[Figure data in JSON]
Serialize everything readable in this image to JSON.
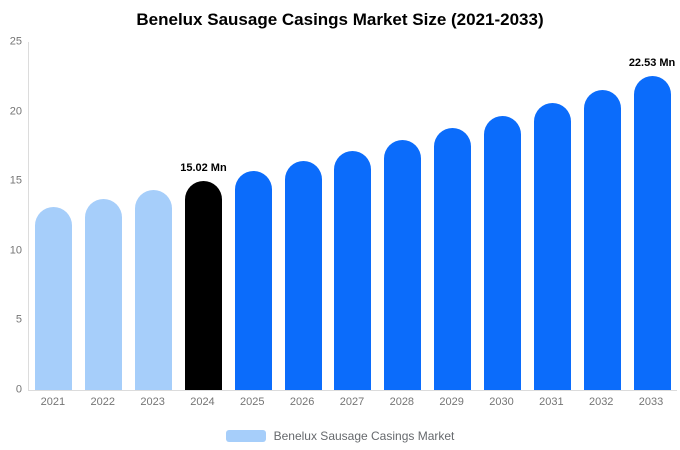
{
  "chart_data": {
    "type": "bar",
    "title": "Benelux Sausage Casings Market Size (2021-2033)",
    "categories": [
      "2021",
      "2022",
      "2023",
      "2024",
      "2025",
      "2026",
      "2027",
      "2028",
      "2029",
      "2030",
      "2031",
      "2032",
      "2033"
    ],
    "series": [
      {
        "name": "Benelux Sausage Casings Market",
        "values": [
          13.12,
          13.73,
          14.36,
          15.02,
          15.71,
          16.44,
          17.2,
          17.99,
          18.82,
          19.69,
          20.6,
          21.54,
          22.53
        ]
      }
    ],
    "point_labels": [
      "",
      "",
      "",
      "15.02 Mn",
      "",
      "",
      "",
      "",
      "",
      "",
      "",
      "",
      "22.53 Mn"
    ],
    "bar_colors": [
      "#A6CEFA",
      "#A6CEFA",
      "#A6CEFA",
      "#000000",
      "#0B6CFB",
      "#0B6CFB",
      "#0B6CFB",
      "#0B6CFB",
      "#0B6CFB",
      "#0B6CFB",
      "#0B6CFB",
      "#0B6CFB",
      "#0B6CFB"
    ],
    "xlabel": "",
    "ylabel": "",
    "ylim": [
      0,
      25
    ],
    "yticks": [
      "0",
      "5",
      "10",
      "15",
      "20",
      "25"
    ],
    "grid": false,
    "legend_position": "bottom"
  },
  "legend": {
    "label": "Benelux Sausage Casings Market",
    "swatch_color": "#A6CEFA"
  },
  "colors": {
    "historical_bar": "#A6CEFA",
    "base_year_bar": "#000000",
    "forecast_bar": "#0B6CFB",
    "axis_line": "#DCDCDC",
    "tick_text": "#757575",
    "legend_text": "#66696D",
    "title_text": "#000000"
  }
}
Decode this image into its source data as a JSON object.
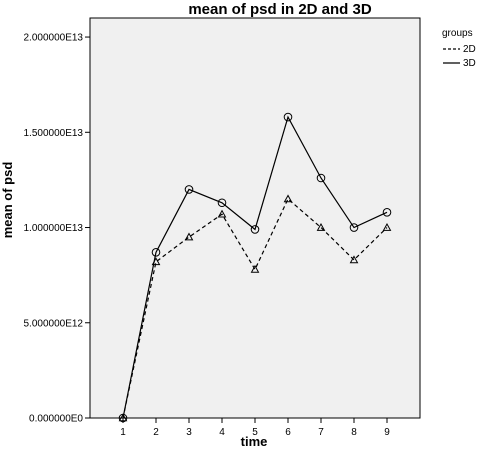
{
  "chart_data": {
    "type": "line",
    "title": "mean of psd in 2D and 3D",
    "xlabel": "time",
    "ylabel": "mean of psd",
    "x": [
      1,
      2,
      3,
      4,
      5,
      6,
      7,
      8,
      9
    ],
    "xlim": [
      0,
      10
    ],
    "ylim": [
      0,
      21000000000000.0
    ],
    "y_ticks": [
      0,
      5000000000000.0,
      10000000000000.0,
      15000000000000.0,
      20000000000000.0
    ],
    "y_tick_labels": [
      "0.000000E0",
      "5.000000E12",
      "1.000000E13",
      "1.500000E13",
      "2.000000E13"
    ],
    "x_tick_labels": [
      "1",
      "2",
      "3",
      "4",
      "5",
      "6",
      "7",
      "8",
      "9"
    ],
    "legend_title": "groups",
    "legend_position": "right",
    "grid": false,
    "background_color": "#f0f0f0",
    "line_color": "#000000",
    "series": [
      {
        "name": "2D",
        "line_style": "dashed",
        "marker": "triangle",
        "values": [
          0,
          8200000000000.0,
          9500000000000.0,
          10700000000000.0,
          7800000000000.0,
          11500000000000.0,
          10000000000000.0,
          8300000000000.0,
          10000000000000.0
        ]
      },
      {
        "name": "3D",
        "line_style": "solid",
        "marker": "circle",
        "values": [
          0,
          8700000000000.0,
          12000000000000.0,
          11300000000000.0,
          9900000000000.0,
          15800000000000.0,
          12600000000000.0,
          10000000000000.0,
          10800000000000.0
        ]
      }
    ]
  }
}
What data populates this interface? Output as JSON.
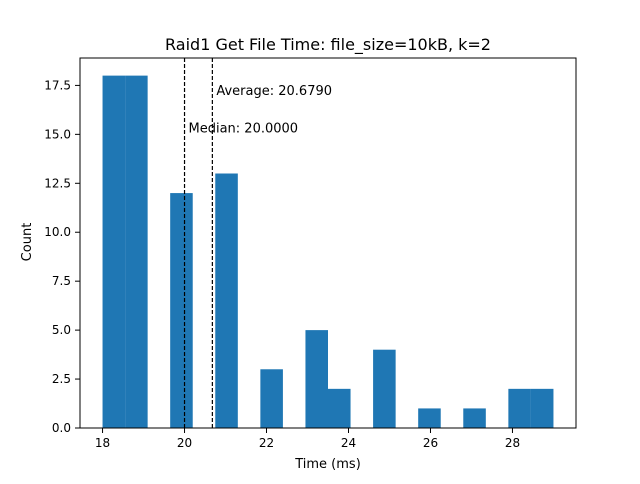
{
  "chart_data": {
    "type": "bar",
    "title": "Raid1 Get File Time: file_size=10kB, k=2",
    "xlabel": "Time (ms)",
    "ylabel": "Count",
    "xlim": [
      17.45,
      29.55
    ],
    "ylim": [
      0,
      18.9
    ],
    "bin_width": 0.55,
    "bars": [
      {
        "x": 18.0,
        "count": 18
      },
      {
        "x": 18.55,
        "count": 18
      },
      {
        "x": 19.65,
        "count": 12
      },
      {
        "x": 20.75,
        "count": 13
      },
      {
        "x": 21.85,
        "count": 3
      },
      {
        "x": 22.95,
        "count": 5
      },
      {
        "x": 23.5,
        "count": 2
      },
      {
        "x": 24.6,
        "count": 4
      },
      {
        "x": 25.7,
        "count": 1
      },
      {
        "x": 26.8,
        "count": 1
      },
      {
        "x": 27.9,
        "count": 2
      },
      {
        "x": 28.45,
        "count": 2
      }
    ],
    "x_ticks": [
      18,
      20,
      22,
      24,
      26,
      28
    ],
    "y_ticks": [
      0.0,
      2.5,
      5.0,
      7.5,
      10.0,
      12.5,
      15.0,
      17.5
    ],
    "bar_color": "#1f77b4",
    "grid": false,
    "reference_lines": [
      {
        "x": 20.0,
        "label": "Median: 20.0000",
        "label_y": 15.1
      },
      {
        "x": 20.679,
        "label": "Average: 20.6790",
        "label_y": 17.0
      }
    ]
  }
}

> YOUR TASK
Search the lines for the string "ylabel" and copy every line that has it.

> ANSWER TO THIS TASK
    "ylabel": "",
    "ylabel": "mean of psd",
    "ylabel": "Count",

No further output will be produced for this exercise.